> Exercise instructions: Reproduce the data in its entirety, exactly as supplied.

> Given records:
○ ○ ○ ○ ○ ○ ○

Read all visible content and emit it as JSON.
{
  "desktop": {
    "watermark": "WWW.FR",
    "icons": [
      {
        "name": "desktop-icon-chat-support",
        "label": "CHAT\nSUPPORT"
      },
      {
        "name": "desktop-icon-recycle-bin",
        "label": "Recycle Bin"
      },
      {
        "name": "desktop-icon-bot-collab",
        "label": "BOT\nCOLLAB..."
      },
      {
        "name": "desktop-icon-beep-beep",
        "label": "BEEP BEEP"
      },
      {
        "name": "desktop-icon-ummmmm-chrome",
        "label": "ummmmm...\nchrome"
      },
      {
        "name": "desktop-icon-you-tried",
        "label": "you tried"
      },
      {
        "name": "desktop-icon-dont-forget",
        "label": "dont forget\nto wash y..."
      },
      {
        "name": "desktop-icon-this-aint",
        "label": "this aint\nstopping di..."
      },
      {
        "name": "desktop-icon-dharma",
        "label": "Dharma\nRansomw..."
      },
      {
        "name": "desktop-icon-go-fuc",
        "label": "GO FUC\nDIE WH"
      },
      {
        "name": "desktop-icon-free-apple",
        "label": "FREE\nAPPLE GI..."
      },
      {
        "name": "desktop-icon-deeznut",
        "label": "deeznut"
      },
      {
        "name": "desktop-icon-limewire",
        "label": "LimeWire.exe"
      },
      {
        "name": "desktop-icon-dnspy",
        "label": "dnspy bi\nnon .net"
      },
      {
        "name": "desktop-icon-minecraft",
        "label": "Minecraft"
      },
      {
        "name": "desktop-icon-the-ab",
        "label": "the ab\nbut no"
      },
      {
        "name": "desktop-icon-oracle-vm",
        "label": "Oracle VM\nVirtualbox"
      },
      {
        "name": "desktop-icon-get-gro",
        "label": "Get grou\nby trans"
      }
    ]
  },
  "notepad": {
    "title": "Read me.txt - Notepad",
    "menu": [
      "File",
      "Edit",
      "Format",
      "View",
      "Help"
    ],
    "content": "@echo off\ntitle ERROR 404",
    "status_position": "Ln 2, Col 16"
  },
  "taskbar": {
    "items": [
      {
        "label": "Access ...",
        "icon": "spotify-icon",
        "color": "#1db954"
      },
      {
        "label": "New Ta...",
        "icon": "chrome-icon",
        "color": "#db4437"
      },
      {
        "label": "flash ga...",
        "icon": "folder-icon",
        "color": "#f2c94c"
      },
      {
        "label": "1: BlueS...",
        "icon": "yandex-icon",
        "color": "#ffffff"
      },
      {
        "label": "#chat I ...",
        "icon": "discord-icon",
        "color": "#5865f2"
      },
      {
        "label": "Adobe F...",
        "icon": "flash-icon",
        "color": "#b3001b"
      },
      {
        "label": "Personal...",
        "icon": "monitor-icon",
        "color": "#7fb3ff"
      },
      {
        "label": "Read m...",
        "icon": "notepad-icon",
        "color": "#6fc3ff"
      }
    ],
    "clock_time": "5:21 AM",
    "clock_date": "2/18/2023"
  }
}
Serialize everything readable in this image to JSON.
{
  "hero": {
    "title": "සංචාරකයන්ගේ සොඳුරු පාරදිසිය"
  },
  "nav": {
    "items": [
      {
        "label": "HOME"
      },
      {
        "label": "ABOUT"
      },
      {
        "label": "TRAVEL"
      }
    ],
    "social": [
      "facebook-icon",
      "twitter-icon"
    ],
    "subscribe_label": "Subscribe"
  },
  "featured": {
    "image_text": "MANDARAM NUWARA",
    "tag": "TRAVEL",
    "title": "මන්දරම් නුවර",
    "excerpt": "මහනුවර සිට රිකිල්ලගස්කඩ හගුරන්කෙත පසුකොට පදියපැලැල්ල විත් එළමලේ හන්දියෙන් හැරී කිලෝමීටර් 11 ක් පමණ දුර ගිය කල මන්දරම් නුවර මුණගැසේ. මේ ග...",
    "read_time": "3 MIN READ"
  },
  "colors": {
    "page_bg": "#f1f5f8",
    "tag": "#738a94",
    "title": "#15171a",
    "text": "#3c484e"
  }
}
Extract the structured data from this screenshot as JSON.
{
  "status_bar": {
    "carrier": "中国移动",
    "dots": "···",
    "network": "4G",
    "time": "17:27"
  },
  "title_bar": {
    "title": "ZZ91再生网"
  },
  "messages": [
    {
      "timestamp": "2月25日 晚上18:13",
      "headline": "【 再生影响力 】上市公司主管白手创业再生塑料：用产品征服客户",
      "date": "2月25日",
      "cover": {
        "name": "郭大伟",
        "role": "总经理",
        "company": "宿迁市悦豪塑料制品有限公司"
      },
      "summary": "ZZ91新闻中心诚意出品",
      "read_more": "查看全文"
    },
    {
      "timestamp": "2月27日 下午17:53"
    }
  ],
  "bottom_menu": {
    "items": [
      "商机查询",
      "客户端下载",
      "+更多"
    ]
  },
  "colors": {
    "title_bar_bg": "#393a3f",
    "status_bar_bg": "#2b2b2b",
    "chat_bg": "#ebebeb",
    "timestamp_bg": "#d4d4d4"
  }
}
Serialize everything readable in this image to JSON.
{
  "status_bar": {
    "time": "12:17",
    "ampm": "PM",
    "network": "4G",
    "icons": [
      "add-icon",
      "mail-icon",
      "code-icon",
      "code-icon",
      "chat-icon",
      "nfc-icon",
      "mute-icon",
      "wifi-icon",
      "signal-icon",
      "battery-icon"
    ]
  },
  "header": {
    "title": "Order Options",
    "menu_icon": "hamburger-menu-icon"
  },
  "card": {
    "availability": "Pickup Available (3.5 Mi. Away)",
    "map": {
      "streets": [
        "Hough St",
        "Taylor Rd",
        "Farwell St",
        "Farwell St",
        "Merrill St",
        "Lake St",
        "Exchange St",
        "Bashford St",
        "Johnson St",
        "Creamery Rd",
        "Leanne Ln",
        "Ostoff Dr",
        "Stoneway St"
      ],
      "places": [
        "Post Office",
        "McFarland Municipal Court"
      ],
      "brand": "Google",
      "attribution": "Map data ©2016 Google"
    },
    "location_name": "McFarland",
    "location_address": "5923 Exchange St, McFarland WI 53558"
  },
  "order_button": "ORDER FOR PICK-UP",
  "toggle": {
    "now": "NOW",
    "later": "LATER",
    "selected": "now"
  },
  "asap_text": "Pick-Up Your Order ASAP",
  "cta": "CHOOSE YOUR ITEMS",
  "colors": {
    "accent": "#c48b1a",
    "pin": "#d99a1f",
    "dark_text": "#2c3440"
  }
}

○ ○ ○ ○ ○ ○ ○

> Solution for this task:
Read all visible content and emit it as JSON.
{
  "desktop": {
    "watermark": "WWW.FR",
    "icons": [
      {
        "name": "desktop-icon-chat-support",
        "label": "CHAT\nSUPPORT"
      },
      {
        "name": "desktop-icon-recycle-bin",
        "label": "Recycle Bin"
      },
      {
        "name": "desktop-icon-bot-collab",
        "label": "BOT\nCOLLAB..."
      },
      {
        "name": "desktop-icon-beep-beep",
        "label": "BEEP BEEP"
      },
      {
        "name": "desktop-icon-ummmmm-chrome",
        "label": "ummmmm...\nchrome"
      },
      {
        "name": "desktop-icon-you-tried",
        "label": "you tried"
      },
      {
        "name": "desktop-icon-dont-forget",
        "label": "dont forget\nto wash y..."
      },
      {
        "name": "desktop-icon-this-aint",
        "label": "this aint\nstopping di..."
      },
      {
        "name": "desktop-icon-dharma",
        "label": "Dharma\nRansomw..."
      },
      {
        "name": "desktop-icon-go-fuc",
        "label": "GO FUC\nDIE WH"
      },
      {
        "name": "desktop-icon-free-apple",
        "label": "FREE\nAPPLE GI..."
      },
      {
        "name": "desktop-icon-deeznut",
        "label": "deeznut"
      },
      {
        "name": "desktop-icon-limewire",
        "label": "LimeWire.exe"
      },
      {
        "name": "desktop-icon-dnspy",
        "label": "dnspy bi\nnon .net"
      },
      {
        "name": "desktop-icon-minecraft",
        "label": "Minecraft"
      },
      {
        "name": "desktop-icon-the-ab",
        "label": "the ab\nbut no"
      },
      {
        "name": "desktop-icon-oracle-vm",
        "label": "Oracle VM\nVirtualbox"
      },
      {
        "name": "desktop-icon-get-gro",
        "label": "Get grou\nby trans"
      }
    ]
  },
  "notepad": {
    "title": "Read me.txt - Notepad",
    "menu": [
      "File",
      "Edit",
      "Format",
      "View",
      "Help"
    ],
    "content": "@echo off\ntitle ERROR 404",
    "status_position": "Ln 2, Col 16"
  },
  "taskbar": {
    "items": [
      {
        "label": "Access ...",
        "icon": "spotify-icon",
        "color": "#1db954"
      },
      {
        "label": "New Ta...",
        "icon": "chrome-icon",
        "color": "#db4437"
      },
      {
        "label": "flash ga...",
        "icon": "folder-icon",
        "color": "#f2c94c"
      },
      {
        "label": "1: BlueS...",
        "icon": "yandex-icon",
        "color": "#ffffff"
      },
      {
        "label": "#chat I ...",
        "icon": "discord-icon",
        "color": "#5865f2"
      },
      {
        "label": "Adobe F...",
        "icon": "flash-icon",
        "color": "#b3001b"
      },
      {
        "label": "Personal...",
        "icon": "monitor-icon",
        "color": "#7fb3ff"
      },
      {
        "label": "Read m...",
        "icon": "notepad-icon",
        "color": "#6fc3ff"
      }
    ],
    "clock_time": "5:21 AM",
    "clock_date": "2/18/2023"
  }
}
Serialize everything readable in this image to JSON.
{
  "hero": {
    "title": "සංචාරකයන්ගේ සොඳුරු පාරදිසිය"
  },
  "nav": {
    "items": [
      {
        "label": "HOME"
      },
      {
        "label": "ABOUT"
      },
      {
        "label": "TRAVEL"
      }
    ],
    "social": [
      "facebook-icon",
      "twitter-icon"
    ],
    "subscribe_label": "Subscribe"
  },
  "featured": {
    "image_text": "MANDARAM NUWARA",
    "tag": "TRAVEL",
    "title": "මන්දරම් නුවර",
    "excerpt": "මහනුවර සිට රිකිල්ලගස්කඩ හගුරන්කෙත පසුකොට පදියපැලැල්ල විත් එළමලේ හන්දියෙන් හැරී කිලෝමීටර් 11 ක් පමණ දුර ගිය කල මන්දරම් නුවර මුණගැසේ. මේ ග...",
    "read_time": "3 MIN READ"
  },
  "colors": {
    "page_bg": "#f1f5f8",
    "tag": "#738a94",
    "title": "#15171a",
    "text": "#3c484e"
  }
}
Extract the structured data from this screenshot as JSON.
{
  "status_bar": {
    "carrier": "中国移动",
    "dots": "···",
    "network": "4G",
    "time": "17:27"
  },
  "title_bar": {
    "title": "ZZ91再生网"
  },
  "messages": [
    {
      "timestamp": "2月25日 晚上18:13",
      "headline": "【 再生影响力 】上市公司主管白手创业再生塑料：用产品征服客户",
      "date": "2月25日",
      "cover": {
        "name": "郭大伟",
        "role": "总经理",
        "company": "宿迁市悦豪塑料制品有限公司"
      },
      "summary": "ZZ91新闻中心诚意出品",
      "read_more": "查看全文"
    },
    {
      "timestamp": "2月27日 下午17:53"
    }
  ],
  "bottom_menu": {
    "items": [
      "商机查询",
      "客户端下载",
      "+更多"
    ]
  },
  "colors": {
    "title_bar_bg": "#393a3f",
    "status_bar_bg": "#2b2b2b",
    "chat_bg": "#ebebeb",
    "timestamp_bg": "#d4d4d4"
  }
}
Serialize everything readable in this image to JSON.
{
  "status_bar": {
    "time": "12:17",
    "ampm": "PM",
    "network": "4G",
    "icons": [
      "add-icon",
      "mail-icon",
      "code-icon",
      "code-icon",
      "chat-icon",
      "nfc-icon",
      "mute-icon",
      "wifi-icon",
      "signal-icon",
      "battery-icon"
    ]
  },
  "header": {
    "title": "Order Options",
    "menu_icon": "hamburger-menu-icon"
  },
  "card": {
    "availability": "Pickup Available (3.5 Mi. Away)",
    "map": {
      "streets": [
        "Hough St",
        "Taylor Rd",
        "Farwell St",
        "Farwell St",
        "Merrill St",
        "Lake St",
        "Exchange St",
        "Bashford St",
        "Johnson St",
        "Creamery Rd",
        "Leanne Ln",
        "Ostoff Dr",
        "Stoneway St"
      ],
      "places": [
        "Post Office",
        "McFarland Municipal Court"
      ],
      "brand": "Google",
      "attribution": "Map data ©2016 Google"
    },
    "location_name": "McFarland",
    "location_address": "5923 Exchange St, McFarland WI 53558"
  },
  "order_button": "ORDER FOR PICK-UP",
  "toggle": {
    "now": "NOW",
    "later": "LATER",
    "selected": "now"
  },
  "asap_text": "Pick-Up Your Order ASAP",
  "cta": "CHOOSE YOUR ITEMS",
  "colors": {
    "accent": "#c48b1a",
    "pin": "#d99a1f",
    "dark_text": "#2c3440"
  }
}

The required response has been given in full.